Set task: Reproduce every line of the listing as written, apart from the pictures.
* Begin Listing *
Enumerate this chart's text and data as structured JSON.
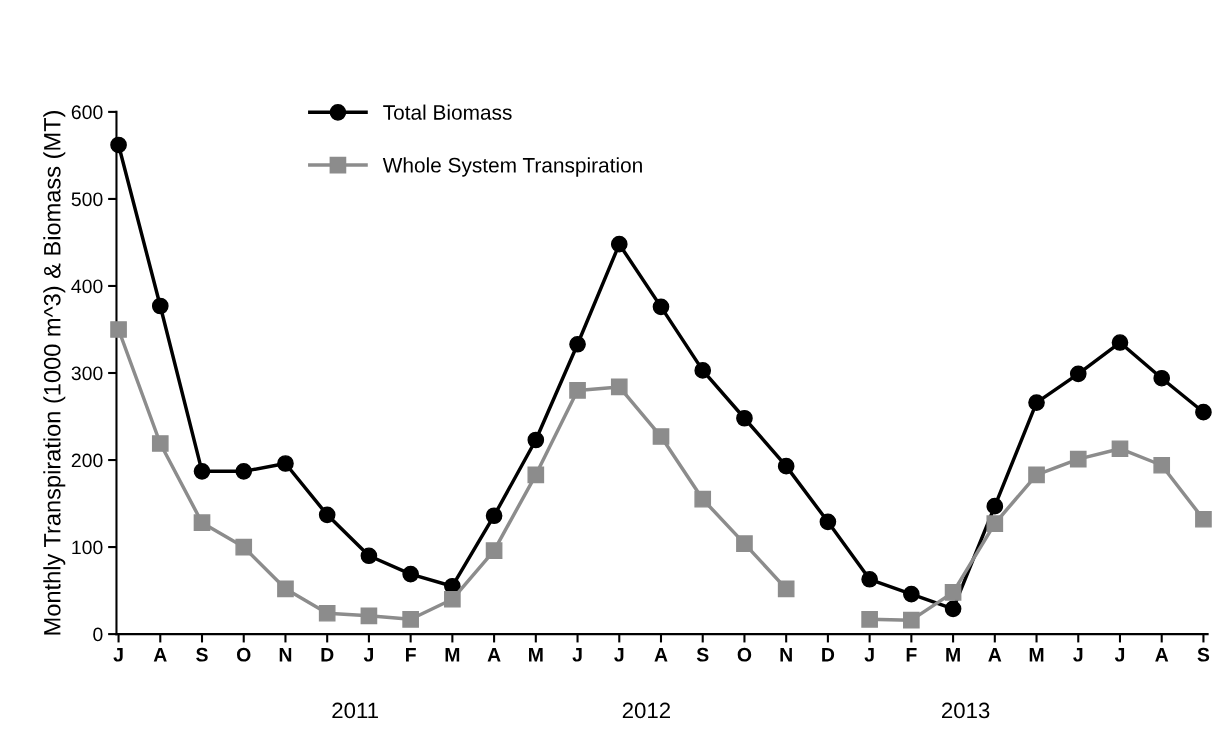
{
  "chart_data": {
    "type": "line",
    "ylabel": "Monthly Transpiration (1000 m^3) & Biomass (MT)",
    "categories": [
      "J",
      "A",
      "S",
      "O",
      "N",
      "D",
      "J",
      "F",
      "M",
      "A",
      "M",
      "J",
      "J",
      "A",
      "S",
      "O",
      "N",
      "D",
      "J",
      "F",
      "M",
      "A",
      "M",
      "J",
      "J",
      "A",
      "S"
    ],
    "series": [
      {
        "name": "Total Biomass",
        "color": "#000000",
        "marker": "circle",
        "values": [
          562,
          377,
          187,
          187,
          196,
          137,
          90,
          69,
          55,
          136,
          223,
          333,
          448,
          376,
          303,
          248,
          193,
          129,
          63,
          46,
          29,
          147,
          266,
          299,
          335,
          294,
          255
        ]
      },
      {
        "name": "Whole System Transpiration",
        "color": "#8c8c8c",
        "marker": "square",
        "values": [
          350,
          219,
          128,
          100,
          52,
          24,
          21,
          17,
          40,
          96,
          183,
          280,
          284,
          227,
          155,
          104,
          52,
          null,
          17,
          16,
          48,
          127,
          183,
          201,
          213,
          194,
          132
        ]
      }
    ],
    "ylim": [
      0,
      600
    ],
    "yticks": [
      0,
      100,
      200,
      300,
      400,
      500,
      600
    ],
    "annotations": [
      "2011",
      "2012",
      "2013"
    ],
    "legend": "top left",
    "grid": false,
    "line_style": "solid"
  }
}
* End Listing *
Exercise response:
Enumerate this chart's text and data as structured JSON.
{
  "chart_data": {
    "type": "line",
    "ylabel": "Monthly Transpiration (1000 m^3) & Biomass (MT)",
    "categories": [
      "J",
      "A",
      "S",
      "O",
      "N",
      "D",
      "J",
      "F",
      "M",
      "A",
      "M",
      "J",
      "J",
      "A",
      "S",
      "O",
      "N",
      "D",
      "J",
      "F",
      "M",
      "A",
      "M",
      "J",
      "J",
      "A",
      "S"
    ],
    "series": [
      {
        "name": "Total Biomass",
        "color": "#000000",
        "marker": "circle",
        "values": [
          562,
          377,
          187,
          187,
          196,
          137,
          90,
          69,
          55,
          136,
          223,
          333,
          448,
          376,
          303,
          248,
          193,
          129,
          63,
          46,
          29,
          147,
          266,
          299,
          335,
          294,
          255
        ]
      },
      {
        "name": "Whole System Transpiration",
        "color": "#8c8c8c",
        "marker": "square",
        "values": [
          350,
          219,
          128,
          100,
          52,
          24,
          21,
          17,
          40,
          96,
          183,
          280,
          284,
          227,
          155,
          104,
          52,
          null,
          17,
          16,
          48,
          127,
          183,
          201,
          213,
          194,
          132
        ]
      }
    ],
    "ylim": [
      0,
      600
    ],
    "yticks": [
      0,
      100,
      200,
      300,
      400,
      500,
      600
    ],
    "annotations": [
      "2011",
      "2012",
      "2013"
    ],
    "legend": "top left",
    "grid": false,
    "line_style": "solid"
  }
}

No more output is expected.